> [OBJECTIVE]: Scan the entries for the string "estimation" and give the number of lines that have it, nothing further.

☆ ☆ ☆

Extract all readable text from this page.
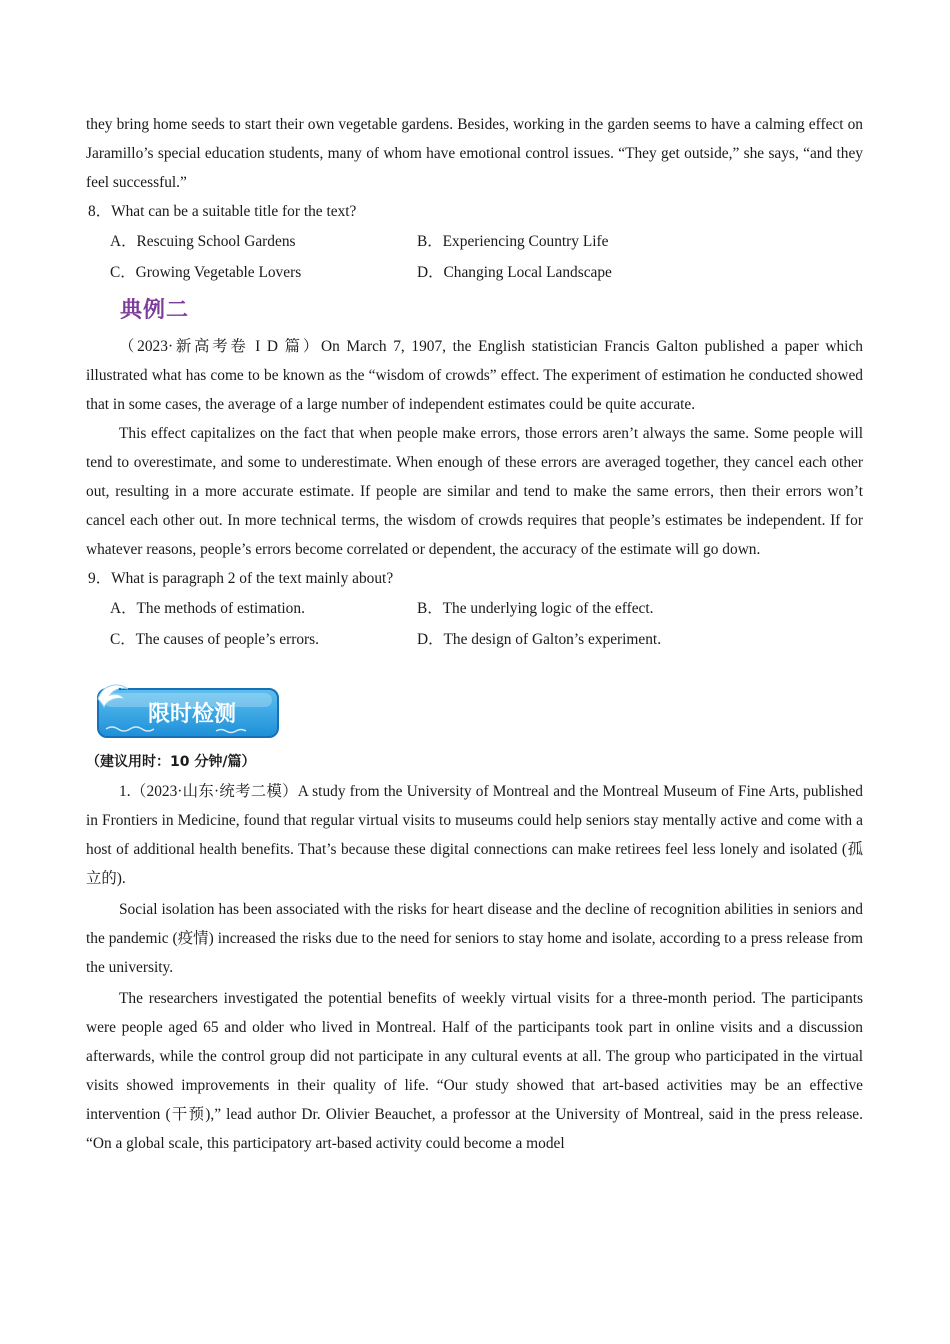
they bring home seeds to start their own vegetable gardens. Besides, working in the garden seems to have a calming effect on Jaramillo’s special education students, many of whom have emotional control issues. “They get outside,” she says, “and they feel successful.”

8．What can be a suitable title for the text?

A．Rescuing School Gardens	B．Experiencing Country Life
C．Growing Vegetable Lovers	D．Changing Local Landscape
典例二

（2023·新高考卷 I D 篇）On March 7, 1907, the English statistician Francis Galton published a paper which illustrated what has come to be known as the “wisdom of crowds” effect. The experiment of estimation he conducted showed that in some cases, the average of a large number of independent estimates could be quite accurate.

This effect capitalizes on the fact that when people make errors, those errors aren’t always the same. Some people will tend to overestimate, and some to underestimate. When enough of these errors are averaged together, they cancel each other out, resulting in a more accurate estimate. If people are similar and tend to make the same errors, then their errors won’t cancel each other out. In more technical terms, the wisdom of crowds requires that people’s estimates be independent. If for whatever reasons, people’s errors become correlated or dependent, the accuracy of the estimate will go down.

9．What is paragraph 2 of the text mainly about?

A．The methods of estimation.	B．The underlying logic of the effect.
C．The causes of people’s errors.	D．The design of Galton’s experiment.
限时检测
（建议用时：10 分钟/篇）

1.（2023·山东·统考二模）A study from the University of Montreal and the Montreal Museum of Fine Arts, published in Frontiers in Medicine, found that regular virtual visits to museums could help seniors stay mentally active and come with a host of additional health benefits. That’s because these digital connections can make retirees feel less lonely and isolated (孤立的).

Social isolation has been associated with the risks for heart disease and the decline of recognition abilities in seniors and the pandemic (疫情) increased the risks due to the need for seniors to stay home and isolate, according to a press release from the university.

The researchers investigated the potential benefits of weekly virtual visits for a three-month period. The participants were people aged 65 and older who lived in Montreal. Half of the participants took part in online visits and a discussion afterwards, while the control group did not participate in any cultural events at all. The group who participated in the virtual visits showed improvements in their quality of life. “Our study showed that art-based activities may be an effective intervention (干预),” lead author Dr. Olivier Beauchet, a professor at the University of Montreal, said in the press release. “On a global scale, this participatory art-based activity could become a model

☆ ☆ ☆

> [TASK SOLUTION]: 2